[REQUIRED TASK] Output all of the data below exactly as given.

Recorded data
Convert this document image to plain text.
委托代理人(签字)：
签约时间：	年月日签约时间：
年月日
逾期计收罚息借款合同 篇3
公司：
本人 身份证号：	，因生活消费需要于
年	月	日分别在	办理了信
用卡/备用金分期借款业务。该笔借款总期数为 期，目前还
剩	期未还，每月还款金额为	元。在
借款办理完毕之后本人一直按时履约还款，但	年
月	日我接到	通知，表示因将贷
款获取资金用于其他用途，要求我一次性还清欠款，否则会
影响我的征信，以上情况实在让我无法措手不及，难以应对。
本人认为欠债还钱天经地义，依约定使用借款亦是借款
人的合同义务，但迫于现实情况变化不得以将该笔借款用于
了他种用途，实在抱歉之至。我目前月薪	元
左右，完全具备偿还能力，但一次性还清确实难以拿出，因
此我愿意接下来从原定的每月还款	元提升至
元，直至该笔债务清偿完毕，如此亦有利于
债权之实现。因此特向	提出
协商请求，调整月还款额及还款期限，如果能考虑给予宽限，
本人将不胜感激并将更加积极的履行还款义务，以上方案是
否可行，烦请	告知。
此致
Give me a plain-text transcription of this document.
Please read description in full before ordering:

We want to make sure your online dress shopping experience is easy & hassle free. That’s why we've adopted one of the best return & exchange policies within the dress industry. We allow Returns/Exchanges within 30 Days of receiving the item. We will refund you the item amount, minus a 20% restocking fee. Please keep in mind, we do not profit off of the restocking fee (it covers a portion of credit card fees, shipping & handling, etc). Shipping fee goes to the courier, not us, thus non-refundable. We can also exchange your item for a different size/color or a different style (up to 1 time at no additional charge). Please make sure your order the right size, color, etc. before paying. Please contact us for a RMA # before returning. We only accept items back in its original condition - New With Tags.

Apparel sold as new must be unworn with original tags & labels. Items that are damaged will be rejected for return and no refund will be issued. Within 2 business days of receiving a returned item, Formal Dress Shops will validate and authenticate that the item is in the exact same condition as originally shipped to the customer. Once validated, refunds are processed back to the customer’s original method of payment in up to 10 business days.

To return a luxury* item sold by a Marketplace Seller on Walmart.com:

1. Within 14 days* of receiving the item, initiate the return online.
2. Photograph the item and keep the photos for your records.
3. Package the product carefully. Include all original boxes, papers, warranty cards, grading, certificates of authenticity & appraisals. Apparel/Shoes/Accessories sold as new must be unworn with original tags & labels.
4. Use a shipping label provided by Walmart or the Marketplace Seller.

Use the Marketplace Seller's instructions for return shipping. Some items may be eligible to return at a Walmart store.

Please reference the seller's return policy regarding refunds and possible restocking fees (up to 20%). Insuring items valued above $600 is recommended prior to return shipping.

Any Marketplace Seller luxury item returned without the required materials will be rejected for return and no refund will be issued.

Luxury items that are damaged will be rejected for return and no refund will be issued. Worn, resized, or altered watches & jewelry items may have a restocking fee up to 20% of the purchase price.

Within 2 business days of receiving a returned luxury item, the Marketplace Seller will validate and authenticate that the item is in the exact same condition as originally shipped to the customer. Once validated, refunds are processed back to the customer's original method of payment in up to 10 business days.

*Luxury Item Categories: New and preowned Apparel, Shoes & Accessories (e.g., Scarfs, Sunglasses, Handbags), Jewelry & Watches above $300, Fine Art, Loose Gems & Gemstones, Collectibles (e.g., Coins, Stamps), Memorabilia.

[IN RESPONSE]
Convert this document image to plain text.
委托代理人(签字)：
签约时间：	年月日签约时间：
年月日
逾期计收罚息借款合同 篇3
公司：
本人 身份证号：	，因生活消费需要于
年	月	日分别在	办理了信
用卡/备用金分期借款业务。该笔借款总期数为 期，目前还
剩	期未还，每月还款金额为	元。在
借款办理完毕之后本人一直按时履约还款，但	年
月	日我接到	通知，表示因将贷
款获取资金用于其他用途，要求我一次性还清欠款，否则会
影响我的征信，以上情况实在让我无法措手不及，难以应对。
本人认为欠债还钱天经地义，依约定使用借款亦是借款
人的合同义务，但迫于现实情况变化不得以将该笔借款用于
了他种用途，实在抱歉之至。我目前月薪	元
左右，完全具备偿还能力，但一次性还清确实难以拿出，因
此我愿意接下来从原定的每月还款	元提升至
元，直至该笔债务清偿完毕，如此亦有利于
债权之实现。因此特向	提出
协商请求，调整月还款额及还款期限，如果能考虑给予宽限，
本人将不胜感激并将更加积极的履行还款义务，以上方案是
否可行，烦请	告知。
此致
Give me a plain-text transcription of this document.
Please read description in full before ordering:

We want to make sure your online dress shopping experience is easy & hassle free. That’s why we've adopted one of the best return & exchange policies within the dress industry. We allow Returns/Exchanges within 30 Days of receiving the item. We will refund you the item amount, minus a 20% restocking fee. Please keep in mind, we do not profit off of the restocking fee (it covers a portion of credit card fees, shipping & handling, etc). Shipping fee goes to the courier, not us, thus non-refundable. We can also exchange your item for a different size/color or a different style (up to 1 time at no additional charge). Please make sure your order the right size, color, etc. before paying. Please contact us for a RMA # before returning. We only accept items back in its original condition - New With Tags.

Apparel sold as new must be unworn with original tags & labels. Items that are damaged will be rejected for return and no refund will be issued. Within 2 business days of receiving a returned item, Formal Dress Shops will validate and authenticate that the item is in the exact same condition as originally shipped to the customer. Once validated, refunds are processed back to the customer’s original method of payment in up to 10 business days.

To return a luxury* item sold by a Marketplace Seller on Walmart.com:

1. Within 14 days* of receiving the item, initiate the return online.
2. Photograph the item and keep the photos for your records.
3. Package the product carefully. Include all original boxes, papers, warranty cards, grading, certificates of authenticity & appraisals. Apparel/Shoes/Accessories sold as new must be unworn with original tags & labels.
4. Use a shipping label provided by Walmart or the Marketplace Seller.

Use the Marketplace Seller's instructions for return shipping. Some items may be eligible to return at a Walmart store.

Please reference the seller's return policy regarding refunds and possible restocking fees (up to 20%). Insuring items valued above $600 is recommended prior to return shipping.

Any Marketplace Seller luxury item returned without the required materials will be rejected for return and no refund will be issued.

Luxury items that are damaged will be rejected for return and no refund will be issued. Worn, resized, or altered watches & jewelry items may have a restocking fee up to 20% of the purchase price.

Within 2 business days of receiving a returned luxury item, the Marketplace Seller will validate and authenticate that the item is in the exact same condition as originally shipped to the customer. Once validated, refunds are processed back to the customer's original method of payment in up to 10 business days.

*Luxury Item Categories: New and preowned Apparel, Shoes & Accessories (e.g., Scarfs, Sunglasses, Handbags), Jewelry & Watches above $300, Fine Art, Loose Gems & Gemstones, Collectibles (e.g., Coins, Stamps), Memorabilia.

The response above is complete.